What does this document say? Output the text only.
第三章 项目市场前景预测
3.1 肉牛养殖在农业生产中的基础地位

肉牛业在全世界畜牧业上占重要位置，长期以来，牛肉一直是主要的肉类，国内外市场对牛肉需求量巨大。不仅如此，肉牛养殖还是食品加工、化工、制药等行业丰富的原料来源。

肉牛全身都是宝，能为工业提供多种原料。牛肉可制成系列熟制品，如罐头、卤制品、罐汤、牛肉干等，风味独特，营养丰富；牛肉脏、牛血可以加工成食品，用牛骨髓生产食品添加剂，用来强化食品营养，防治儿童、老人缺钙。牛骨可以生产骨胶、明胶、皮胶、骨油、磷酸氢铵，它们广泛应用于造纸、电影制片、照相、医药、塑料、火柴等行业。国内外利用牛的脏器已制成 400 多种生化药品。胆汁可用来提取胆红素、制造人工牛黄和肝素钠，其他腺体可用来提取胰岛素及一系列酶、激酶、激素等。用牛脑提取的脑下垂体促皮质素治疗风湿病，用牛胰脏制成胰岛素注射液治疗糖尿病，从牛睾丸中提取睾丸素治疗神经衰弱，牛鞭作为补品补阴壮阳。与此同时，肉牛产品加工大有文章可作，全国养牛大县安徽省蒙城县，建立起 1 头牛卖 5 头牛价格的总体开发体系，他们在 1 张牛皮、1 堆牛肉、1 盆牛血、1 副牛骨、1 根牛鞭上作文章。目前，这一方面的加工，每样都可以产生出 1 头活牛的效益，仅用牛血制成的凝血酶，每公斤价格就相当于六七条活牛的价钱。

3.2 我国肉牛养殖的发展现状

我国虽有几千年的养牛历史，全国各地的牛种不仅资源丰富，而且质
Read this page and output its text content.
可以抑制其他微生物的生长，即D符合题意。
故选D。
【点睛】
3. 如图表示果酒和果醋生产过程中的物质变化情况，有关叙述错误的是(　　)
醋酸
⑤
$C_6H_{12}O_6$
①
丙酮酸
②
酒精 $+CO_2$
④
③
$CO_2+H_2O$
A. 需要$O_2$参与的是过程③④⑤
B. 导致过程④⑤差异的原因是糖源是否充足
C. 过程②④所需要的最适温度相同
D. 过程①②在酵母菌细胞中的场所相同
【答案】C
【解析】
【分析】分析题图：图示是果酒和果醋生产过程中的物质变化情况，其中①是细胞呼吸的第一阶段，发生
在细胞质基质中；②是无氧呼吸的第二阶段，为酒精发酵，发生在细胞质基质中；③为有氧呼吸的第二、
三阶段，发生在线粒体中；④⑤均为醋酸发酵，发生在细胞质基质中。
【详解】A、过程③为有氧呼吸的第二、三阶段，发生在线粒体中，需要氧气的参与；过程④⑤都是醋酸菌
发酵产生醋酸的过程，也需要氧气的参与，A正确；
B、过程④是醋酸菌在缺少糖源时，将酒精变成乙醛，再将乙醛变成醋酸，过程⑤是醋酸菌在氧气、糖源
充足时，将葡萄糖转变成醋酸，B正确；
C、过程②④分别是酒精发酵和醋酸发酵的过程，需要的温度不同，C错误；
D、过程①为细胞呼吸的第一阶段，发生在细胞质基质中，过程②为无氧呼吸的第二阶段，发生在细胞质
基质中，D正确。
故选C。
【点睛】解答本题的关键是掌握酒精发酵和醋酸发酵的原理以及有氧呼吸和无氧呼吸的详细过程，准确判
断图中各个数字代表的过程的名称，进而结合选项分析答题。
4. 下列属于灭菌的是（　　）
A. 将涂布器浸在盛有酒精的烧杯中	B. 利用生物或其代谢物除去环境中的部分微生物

#### What you need to do
Please reproduce every line of the material word for word.

#### Response
What does this document say? Output the text only.
第三章 项目市场前景预测
3.1 肉牛养殖在农业生产中的基础地位

肉牛业在全世界畜牧业上占重要位置，长期以来，牛肉一直是主要的肉类，国内外市场对牛肉需求量巨大。不仅如此，肉牛养殖还是食品加工、化工、制药等行业丰富的原料来源。

肉牛全身都是宝，能为工业提供多种原料。牛肉可制成系列熟制品，如罐头、卤制品、罐汤、牛肉干等，风味独特，营养丰富；牛肉脏、牛血可以加工成食品，用牛骨髓生产食品添加剂，用来强化食品营养，防治儿童、老人缺钙。牛骨可以生产骨胶、明胶、皮胶、骨油、磷酸氢铵，它们广泛应用于造纸、电影制片、照相、医药、塑料、火柴等行业。国内外利用牛的脏器已制成 400 多种生化药品。胆汁可用来提取胆红素、制造人工牛黄和肝素钠，其他腺体可用来提取胰岛素及一系列酶、激酶、激素等。用牛脑提取的脑下垂体促皮质素治疗风湿病，用牛胰脏制成胰岛素注射液治疗糖尿病，从牛睾丸中提取睾丸素治疗神经衰弱，牛鞭作为补品补阴壮阳。与此同时，肉牛产品加工大有文章可作，全国养牛大县安徽省蒙城县，建立起 1 头牛卖 5 头牛价格的总体开发体系，他们在 1 张牛皮、1 堆牛肉、1 盆牛血、1 副牛骨、1 根牛鞭上作文章。目前，这一方面的加工，每样都可以产生出 1 头活牛的效益，仅用牛血制成的凝血酶，每公斤价格就相当于六七条活牛的价钱。

3.2 我国肉牛养殖的发展现状

我国虽有几千年的养牛历史，全国各地的牛种不仅资源丰富，而且质
Read this page and output its text content.
可以抑制其他微生物的生长，即D符合题意。
故选D。
【点睛】
3. 如图表示果酒和果醋生产过程中的物质变化情况，有关叙述错误的是(　　)
醋酸
⑤
$C_6H_{12}O_6$
①
丙酮酸
②
酒精 $+CO_2$
④
③
$CO_2+H_2O$
A. 需要$O_2$参与的是过程③④⑤
B. 导致过程④⑤差异的原因是糖源是否充足
C. 过程②④所需要的最适温度相同
D. 过程①②在酵母菌细胞中的场所相同
【答案】C
【解析】
【分析】分析题图：图示是果酒和果醋生产过程中的物质变化情况，其中①是细胞呼吸的第一阶段，发生
在细胞质基质中；②是无氧呼吸的第二阶段，为酒精发酵，发生在细胞质基质中；③为有氧呼吸的第二、
三阶段，发生在线粒体中；④⑤均为醋酸发酵，发生在细胞质基质中。
【详解】A、过程③为有氧呼吸的第二、三阶段，发生在线粒体中，需要氧气的参与；过程④⑤都是醋酸菌
发酵产生醋酸的过程，也需要氧气的参与，A正确；
B、过程④是醋酸菌在缺少糖源时，将酒精变成乙醛，再将乙醛变成醋酸，过程⑤是醋酸菌在氧气、糖源
充足时，将葡萄糖转变成醋酸，B正确；
C、过程②④分别是酒精发酵和醋酸发酵的过程，需要的温度不同，C错误；
D、过程①为细胞呼吸的第一阶段，发生在细胞质基质中，过程②为无氧呼吸的第二阶段，发生在细胞质
基质中，D正确。
故选C。
【点睛】解答本题的关键是掌握酒精发酵和醋酸发酵的原理以及有氧呼吸和无氧呼吸的详细过程，准确判
断图中各个数字代表的过程的名称，进而结合选项分析答题。
4. 下列属于灭菌的是（　　）
A. 将涂布器浸在盛有酒精的烧杯中	B. 利用生物或其代谢物除去环境中的部分微生物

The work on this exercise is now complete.